### DIRECTIVE
Please retype the data in full and exactly; the pictures are not part of the copy.

======== RECORDS FOR THE TASK

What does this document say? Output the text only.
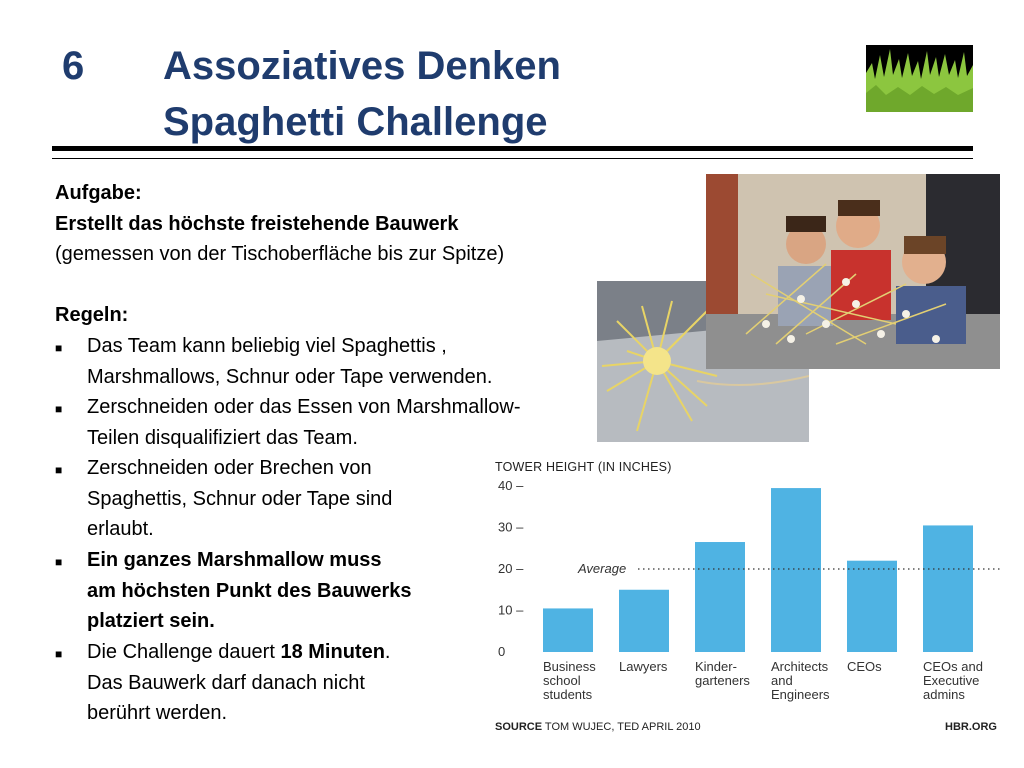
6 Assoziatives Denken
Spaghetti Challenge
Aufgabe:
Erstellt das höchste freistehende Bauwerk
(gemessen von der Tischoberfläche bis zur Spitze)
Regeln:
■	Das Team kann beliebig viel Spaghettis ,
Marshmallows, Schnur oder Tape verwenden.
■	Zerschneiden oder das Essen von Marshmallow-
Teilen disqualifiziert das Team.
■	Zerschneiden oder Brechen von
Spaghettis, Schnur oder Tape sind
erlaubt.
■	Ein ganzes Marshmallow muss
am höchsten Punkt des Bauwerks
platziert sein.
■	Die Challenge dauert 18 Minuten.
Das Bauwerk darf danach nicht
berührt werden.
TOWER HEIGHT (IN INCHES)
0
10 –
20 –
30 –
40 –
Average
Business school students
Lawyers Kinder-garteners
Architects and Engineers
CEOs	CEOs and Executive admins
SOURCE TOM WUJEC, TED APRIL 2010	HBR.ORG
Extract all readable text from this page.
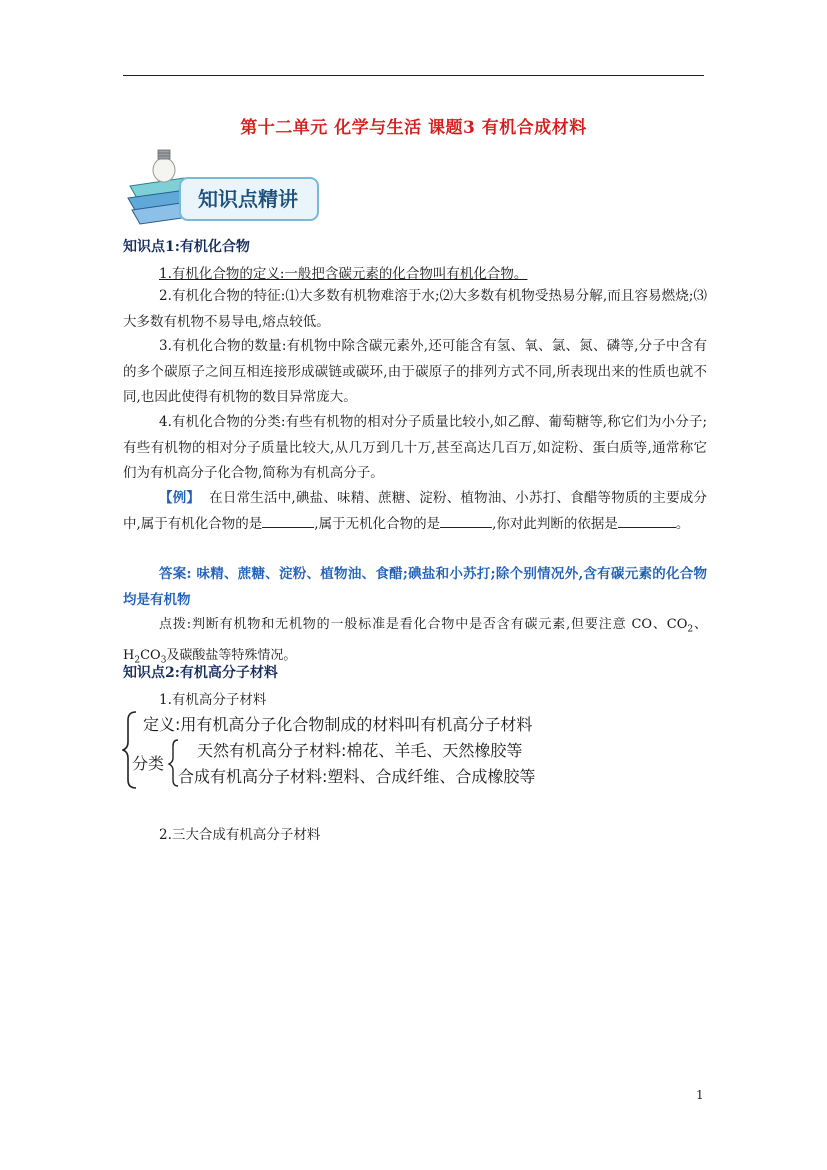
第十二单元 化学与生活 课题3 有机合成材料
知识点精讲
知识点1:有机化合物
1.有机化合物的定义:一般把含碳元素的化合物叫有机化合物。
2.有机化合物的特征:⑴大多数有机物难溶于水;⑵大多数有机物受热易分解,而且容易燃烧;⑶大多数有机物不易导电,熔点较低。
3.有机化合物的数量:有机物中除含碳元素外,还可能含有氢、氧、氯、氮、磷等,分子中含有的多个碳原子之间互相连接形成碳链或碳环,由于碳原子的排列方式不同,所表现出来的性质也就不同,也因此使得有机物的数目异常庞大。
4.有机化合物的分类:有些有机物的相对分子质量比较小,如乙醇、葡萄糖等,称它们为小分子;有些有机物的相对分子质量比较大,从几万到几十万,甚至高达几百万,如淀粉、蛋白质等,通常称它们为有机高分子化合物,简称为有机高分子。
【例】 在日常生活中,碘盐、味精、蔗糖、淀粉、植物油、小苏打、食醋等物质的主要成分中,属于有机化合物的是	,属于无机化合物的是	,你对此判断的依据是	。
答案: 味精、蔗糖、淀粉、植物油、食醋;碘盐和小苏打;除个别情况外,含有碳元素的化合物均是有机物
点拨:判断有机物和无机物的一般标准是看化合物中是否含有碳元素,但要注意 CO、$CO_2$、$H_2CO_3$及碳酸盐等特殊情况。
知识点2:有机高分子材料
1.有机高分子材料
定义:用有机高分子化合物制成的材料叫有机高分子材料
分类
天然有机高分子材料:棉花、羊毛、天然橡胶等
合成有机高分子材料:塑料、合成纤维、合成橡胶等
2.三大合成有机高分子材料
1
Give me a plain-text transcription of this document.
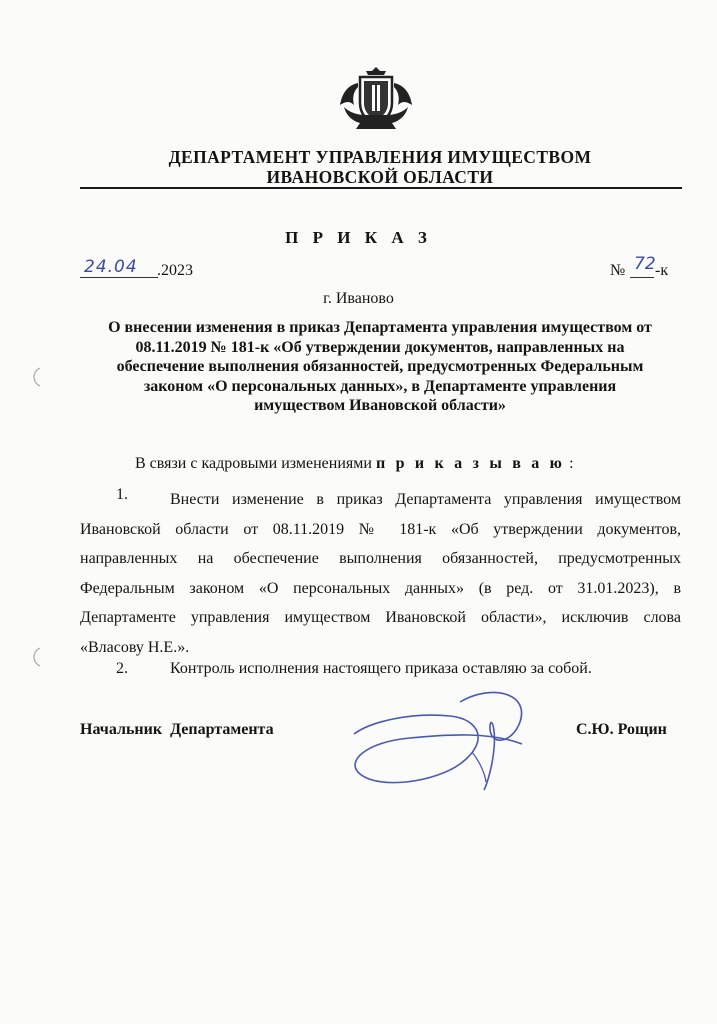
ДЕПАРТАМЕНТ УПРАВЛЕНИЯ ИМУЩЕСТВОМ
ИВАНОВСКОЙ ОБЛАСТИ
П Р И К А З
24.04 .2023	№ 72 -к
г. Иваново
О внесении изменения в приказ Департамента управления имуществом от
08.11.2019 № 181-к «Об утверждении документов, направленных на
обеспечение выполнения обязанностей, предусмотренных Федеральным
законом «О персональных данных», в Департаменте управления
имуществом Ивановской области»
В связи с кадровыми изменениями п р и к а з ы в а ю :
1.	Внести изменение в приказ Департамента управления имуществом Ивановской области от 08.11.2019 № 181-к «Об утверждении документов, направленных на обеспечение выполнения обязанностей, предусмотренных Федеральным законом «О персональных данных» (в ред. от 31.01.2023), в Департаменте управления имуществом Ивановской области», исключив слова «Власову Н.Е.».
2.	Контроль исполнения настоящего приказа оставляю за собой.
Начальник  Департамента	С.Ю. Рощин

================

### TASK SOLUTION
What does this document say? Output the text only.
6 Assoziatives Denken
Spaghetti Challenge
Aufgabe:
Erstellt das höchste freistehende Bauwerk
(gemessen von der Tischoberfläche bis zur Spitze)
Regeln:
■	Das Team kann beliebig viel Spaghettis ,
Marshmallows, Schnur oder Tape verwenden.
■	Zerschneiden oder das Essen von Marshmallow-
Teilen disqualifiziert das Team.
■	Zerschneiden oder Brechen von
Spaghettis, Schnur oder Tape sind
erlaubt.
■	Ein ganzes Marshmallow muss
am höchsten Punkt des Bauwerks
platziert sein.
■	Die Challenge dauert 18 Minuten.
Das Bauwerk darf danach nicht
berührt werden.
TOWER HEIGHT (IN INCHES)
0
10 –
20 –
30 –
40 –
Average
Business school students
Lawyers Kinder-garteners
Architects and Engineers
CEOs	CEOs and Executive admins
SOURCE TOM WUJEC, TED APRIL 2010	HBR.ORG
Extract all readable text from this page.
第十二单元 化学与生活 课题3 有机合成材料
知识点精讲
知识点1:有机化合物
1.有机化合物的定义:一般把含碳元素的化合物叫有机化合物。
2.有机化合物的特征:⑴大多数有机物难溶于水;⑵大多数有机物受热易分解,而且容易燃烧;⑶大多数有机物不易导电,熔点较低。
3.有机化合物的数量:有机物中除含碳元素外,还可能含有氢、氧、氯、氮、磷等,分子中含有的多个碳原子之间互相连接形成碳链或碳环,由于碳原子的排列方式不同,所表现出来的性质也就不同,也因此使得有机物的数目异常庞大。
4.有机化合物的分类:有些有机物的相对分子质量比较小,如乙醇、葡萄糖等,称它们为小分子;有些有机物的相对分子质量比较大,从几万到几十万,甚至高达几百万,如淀粉、蛋白质等,通常称它们为有机高分子化合物,简称为有机高分子。
【例】 在日常生活中,碘盐、味精、蔗糖、淀粉、植物油、小苏打、食醋等物质的主要成分中,属于有机化合物的是	,属于无机化合物的是	,你对此判断的依据是	。
答案: 味精、蔗糖、淀粉、植物油、食醋;碘盐和小苏打;除个别情况外,含有碳元素的化合物均是有机物
点拨:判断有机物和无机物的一般标准是看化合物中是否含有碳元素,但要注意 CO、$CO_2$、$H_2CO_3$及碳酸盐等特殊情况。
知识点2:有机高分子材料
1.有机高分子材料
定义:用有机高分子化合物制成的材料叫有机高分子材料
分类
天然有机高分子材料:棉花、羊毛、天然橡胶等
合成有机高分子材料:塑料、合成纤维、合成橡胶等
2.三大合成有机高分子材料
1
Give me a plain-text transcription of this document.
ДЕПАРТАМЕНТ УПРАВЛЕНИЯ ИМУЩЕСТВОМ
ИВАНОВСКОЙ ОБЛАСТИ
П Р И К А З
24.04 .2023	№ 72 -к
г. Иваново
О внесении изменения в приказ Департамента управления имуществом от
08.11.2019 № 181-к «Об утверждении документов, направленных на
обеспечение выполнения обязанностей, предусмотренных Федеральным
законом «О персональных данных», в Департаменте управления
имуществом Ивановской области»
В связи с кадровыми изменениями п р и к а з ы в а ю :
1.	Внести изменение в приказ Департамента управления имуществом Ивановской области от 08.11.2019 № 181-к «Об утверждении документов, направленных на обеспечение выполнения обязанностей, предусмотренных Федеральным законом «О персональных данных» (в ред. от 31.01.2023), в Департаменте управления имуществом Ивановской области», исключив слова «Власову Н.Е.».
2.	Контроль исполнения настоящего приказа оставляю за собой.
Начальник  Департамента	С.Ю. Рощин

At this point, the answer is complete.